I'm having a series in a DataFrame where it is in object format but I want to loop each row and add values to a single list without a list of lists.
df['Fruits']
index Fruits
0 ['banana']
1 ['apple','grapes(imported,us)','mango']
2 ['apple']
3 ['mango','grapes(imported,US)','pears(imported,NZ)']
4 ['mango']
dtype: object
fruits_list = []
for i in df['Fruits']:
fruits_list.append(i)
Expected Output:
fruits_list = ['banana', 'apple','grapes(imported,us)','mango', 'apple', 'mango','grapes(imported,US)','pears(imported,NZ)', 'mango']
CodePudding user response:
Why was your data in this format to begin with? What you had were strings, not lists of strings:
In [2]: for item in df["Fruits"]:
...: print(type(item), item)
...:
<class 'str'> ['banana']
<class 'str'> ['apple','grapes(imported,us)','mango']
<class 'str'> ['apple']
<class 'str'> ['mango','grapes(imported,US)','pears(imported,NZ)']
<class 'str'> ['mango']
So you can use ast.literal_eval()
☆ ☆ ☆
* TASKS TO CARRY OUT *
[a] Answer these questions about the Fruits column thread:
(i) Which type does the reply's loop print for each item in df["Fruits"]?
(ii) How many entries does the expected fruits_list hold?
(iii) Which function does the reply recommend using?
[b] Carry on the Fruits column thread after its final sentence. Show how ast.literal_eval() turns each string into a list and how those lists are merged into one flat fruits_list.

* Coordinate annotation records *
☆ ☆ ☆
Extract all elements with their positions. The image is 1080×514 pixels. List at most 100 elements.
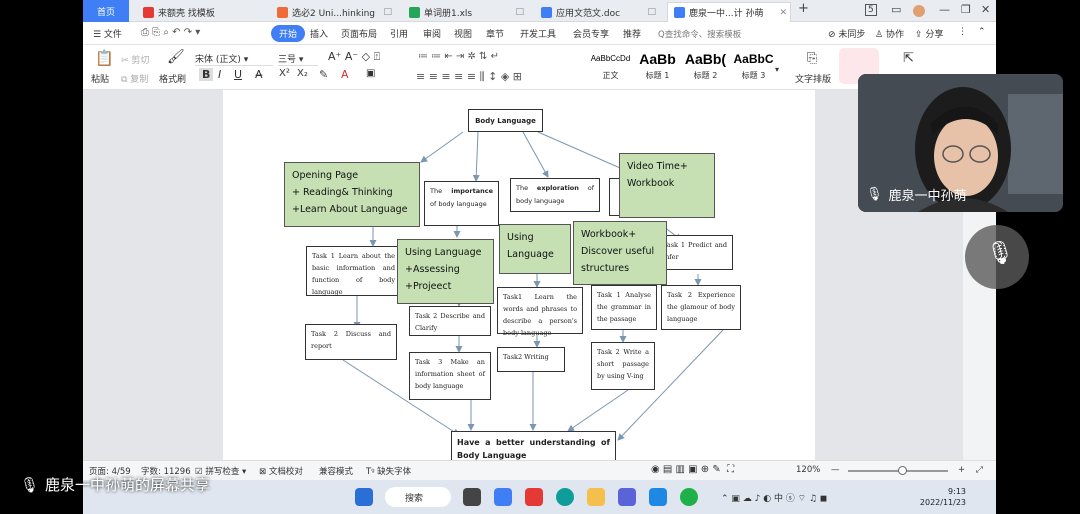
format-painter-icon[interactable]: 🖌: [167, 49, 185, 65]
align-buttons[interactable]: ≡ ≡ ≡ ≡ ≡ ⫼ ↕ ◈ ⊞: [416, 70, 522, 84]
font-grow-shrink-icons[interactable]: A⁺ A⁻ ◇ ⍐: [328, 50, 380, 64]
taskbar: 搜索 ⌃ ▣ ☁ ♪ ◐ 中 ⓢ ⌔ ♫ ◼ 9:13 2022/11/23: [83, 480, 996, 514]
zoom-slider-thumb[interactable]: [898, 466, 907, 475]
restore-button[interactable]: ❐: [961, 3, 971, 16]
node-task1-analyse: Task 1 Analyse the grammar in the passag…: [591, 285, 657, 330]
spellcheck-label: 拼写检查 ▾: [205, 467, 247, 477]
tab-xls[interactable]: 单词册1.xls □: [403, 2, 529, 22]
menu-member[interactable]: 会员专享: [573, 27, 609, 40]
menu-chapter[interactable]: 章节: [486, 27, 504, 40]
participant-video[interactable]: 🎙 鹿泉一中孙萌: [858, 74, 1063, 212]
bold-button[interactable]: B: [199, 68, 214, 81]
tab-doc-essay[interactable]: 应用文范文.doc □: [535, 2, 661, 22]
more-icon[interactable]: ⋮: [958, 27, 967, 37]
tab-active-doc[interactable]: 鹿泉一中...计 孙萌 ✕: [667, 2, 791, 22]
close-window-button[interactable]: ✕: [981, 3, 990, 16]
collab-button[interactable]: ♙ 协作: [875, 27, 904, 40]
sync-status[interactable]: ⊘ 未同步: [828, 27, 865, 40]
command-search[interactable]: Q查找命令、搜索模板: [658, 26, 773, 41]
doc-file-icon: [674, 7, 685, 18]
menu-page-layout[interactable]: 页面布局: [341, 27, 377, 40]
start-icon[interactable]: [355, 488, 373, 506]
font-name-select[interactable]: 宋体 (正文) ▾: [195, 52, 273, 66]
highlight-button[interactable]: ✎: [319, 68, 328, 81]
floating-mic-button[interactable]: 🎙: [965, 225, 1029, 289]
menu-review[interactable]: 审阅: [423, 27, 441, 40]
superscript-button[interactable]: X²: [279, 68, 290, 79]
compat-mode[interactable]: 兼容模式: [319, 465, 353, 477]
view-mode-icons[interactable]: ◉ ▤ ▥ ▣ ⊕ ✎ ⛶: [651, 464, 734, 475]
app-icon-3[interactable]: [649, 488, 667, 506]
tab-home[interactable]: 首页: [83, 0, 129, 22]
italic-button[interactable]: I: [218, 68, 221, 81]
tab-close-icon[interactable]: □: [515, 7, 524, 17]
fullscreen-icon[interactable]: ⤢: [976, 465, 983, 475]
clock[interactable]: 9:13 2022/11/23: [920, 486, 966, 508]
task-view-icon[interactable]: [463, 488, 481, 506]
menu-references[interactable]: 引用: [390, 27, 408, 40]
text-layout-icon[interactable]: ⎘: [807, 51, 817, 66]
menu-start[interactable]: 开始: [271, 25, 306, 42]
node-task2-writing: Task2 Writing: [497, 347, 565, 372]
wps-logo-icon: [143, 6, 154, 18]
styles-expand-icon[interactable]: ▾: [775, 65, 779, 74]
style-heading-3-preview: AaBbC: [733, 52, 774, 66]
share-button[interactable]: ⇪ 分享: [915, 27, 943, 40]
microphone-icon: 🎙: [20, 475, 40, 494]
node-using-language: Using Language: [499, 224, 571, 274]
layout-icon[interactable]: ▭: [891, 3, 901, 16]
tab-ppt[interactable]: 选必2 Uni...hinking □: [271, 2, 397, 22]
style-heading-2[interactable]: AaBb(标题 2: [683, 48, 728, 86]
new-tab-button[interactable]: +: [798, 1, 809, 16]
zoom-in-button[interactable]: +: [958, 465, 965, 475]
quick-access-icons[interactable]: ⎙ ⎘ ⌕ ↶ ↷ ▾: [141, 27, 200, 38]
subscript-button[interactable]: X₂: [297, 68, 308, 79]
format-painter-button[interactable]: 格式刷: [159, 72, 186, 85]
folder-icon[interactable]: [587, 488, 605, 506]
strikethrough-button[interactable]: A̶: [255, 68, 263, 81]
style-heading-3[interactable]: AaBbC 标题 3: [731, 48, 776, 86]
cut-button[interactable]: ✂ 剪切: [121, 53, 149, 66]
copy-button[interactable]: ⧉ 复制: [121, 72, 148, 85]
tab-template[interactable]: 来额壳 找模板: [137, 2, 263, 22]
font-color-button[interactable]: A: [341, 68, 349, 81]
paste-icon[interactable]: 📋: [95, 49, 114, 67]
font-name-value: 宋体 (正文): [195, 55, 241, 65]
app-icon-2[interactable]: [618, 488, 636, 506]
node-task2-experience: Task 2 Experience the glamour of body la…: [661, 285, 741, 330]
tab-close-icon[interactable]: □: [383, 7, 392, 17]
node-task3-make: Task 3 Make an information sheet of body…: [409, 352, 491, 400]
document-page[interactable]: Body Language The importance of body lan…: [223, 90, 815, 465]
style-heading-1[interactable]: AaBb 标题 1: [635, 48, 680, 86]
avatar[interactable]: [913, 5, 925, 17]
doc-check-button[interactable]: ⊠ 文档校对: [259, 465, 303, 477]
list-buttons[interactable]: ≔ ≔ ⇤ ⇥ ✲ ⇅ ↵: [418, 51, 499, 62]
zoom-level[interactable]: 120%: [796, 465, 820, 475]
select-cursor-icon[interactable]: ⇱: [903, 51, 914, 66]
menu-insert[interactable]: 插入: [310, 27, 328, 40]
wechat-icon[interactable]: [680, 488, 698, 506]
workspace-button[interactable]: 5: [865, 4, 877, 16]
tab-close-icon[interactable]: ✕: [779, 8, 787, 18]
zoom-out-button[interactable]: —: [831, 465, 840, 475]
missing-font-button[interactable]: Tꝰ 缺失字体: [366, 465, 411, 477]
file-menu[interactable]: ☰ 文件: [93, 27, 122, 40]
menu-recommend[interactable]: 推荐: [623, 27, 641, 40]
font-size-select[interactable]: 三号 ▾: [278, 52, 318, 66]
tab-close-icon[interactable]: □: [647, 7, 656, 17]
style-normal[interactable]: AaBbCcDd 正文: [588, 48, 633, 86]
char-border-button[interactable]: ▣: [366, 68, 375, 79]
edge-icon[interactable]: [556, 488, 574, 506]
menu-developer[interactable]: 开发工具: [520, 27, 556, 40]
menu-view[interactable]: 视图: [454, 27, 472, 40]
text-layout-button[interactable]: 文字排版: [795, 72, 831, 85]
tray-icons[interactable]: ⌃ ▣ ☁ ♪ ◐ 中 ⓢ ⌔ ♫ ◼: [721, 491, 827, 504]
zoom-slider[interactable]: [848, 466, 948, 475]
minimize-button[interactable]: —: [939, 3, 950, 16]
app-icon-1[interactable]: [494, 488, 512, 506]
collapse-ribbon-icon[interactable]: ⌃: [978, 27, 986, 37]
paste-button[interactable]: 粘贴: [91, 72, 109, 85]
wps-icon[interactable]: [525, 488, 543, 506]
taskbar-search[interactable]: 搜索: [385, 487, 451, 507]
underline-button[interactable]: U: [234, 68, 242, 81]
☆ ☆ ☆
* REPLIES *
[a]
(i) <class 'str'>
(ii) Nine
(iii) ast.literal_eval()

[b]
to convert these strings to lists of strings, and then use list.extend()
to obtain a flattened list of all the items:
In [3]: import ast
In [4]: fruits = []
...: for item in df["Fruits"]:
...: fruits.extend(ast.literal_eval(item))
...:
In [5]: fruits
Out[5]:
['banana',
'apple',
'grapes(imported,us)',
'mango',
'apple',
'mango',
'grapes(imported,US)',
'pears(imported,NZ)',
'mango']
CodePudding user response:
Using and summarizing the following answer: How to make a flat list of lists.
Setup:
df = pd.DataFrame({"Fruits": [['banana'], ['apple','grapes(imported,us)','mango'], ['apple'], ['mango','grapes(imported,US)','pears(imported,NZ)'], ['mango']]})
I suggest two options:
Option 1 for small data sets ~10 elements:
sum(df['Fruits'], [])
Option 2 for larger data sets > 10 elements:
from itertools import chain
chain.from_iterable(df['Fruits'])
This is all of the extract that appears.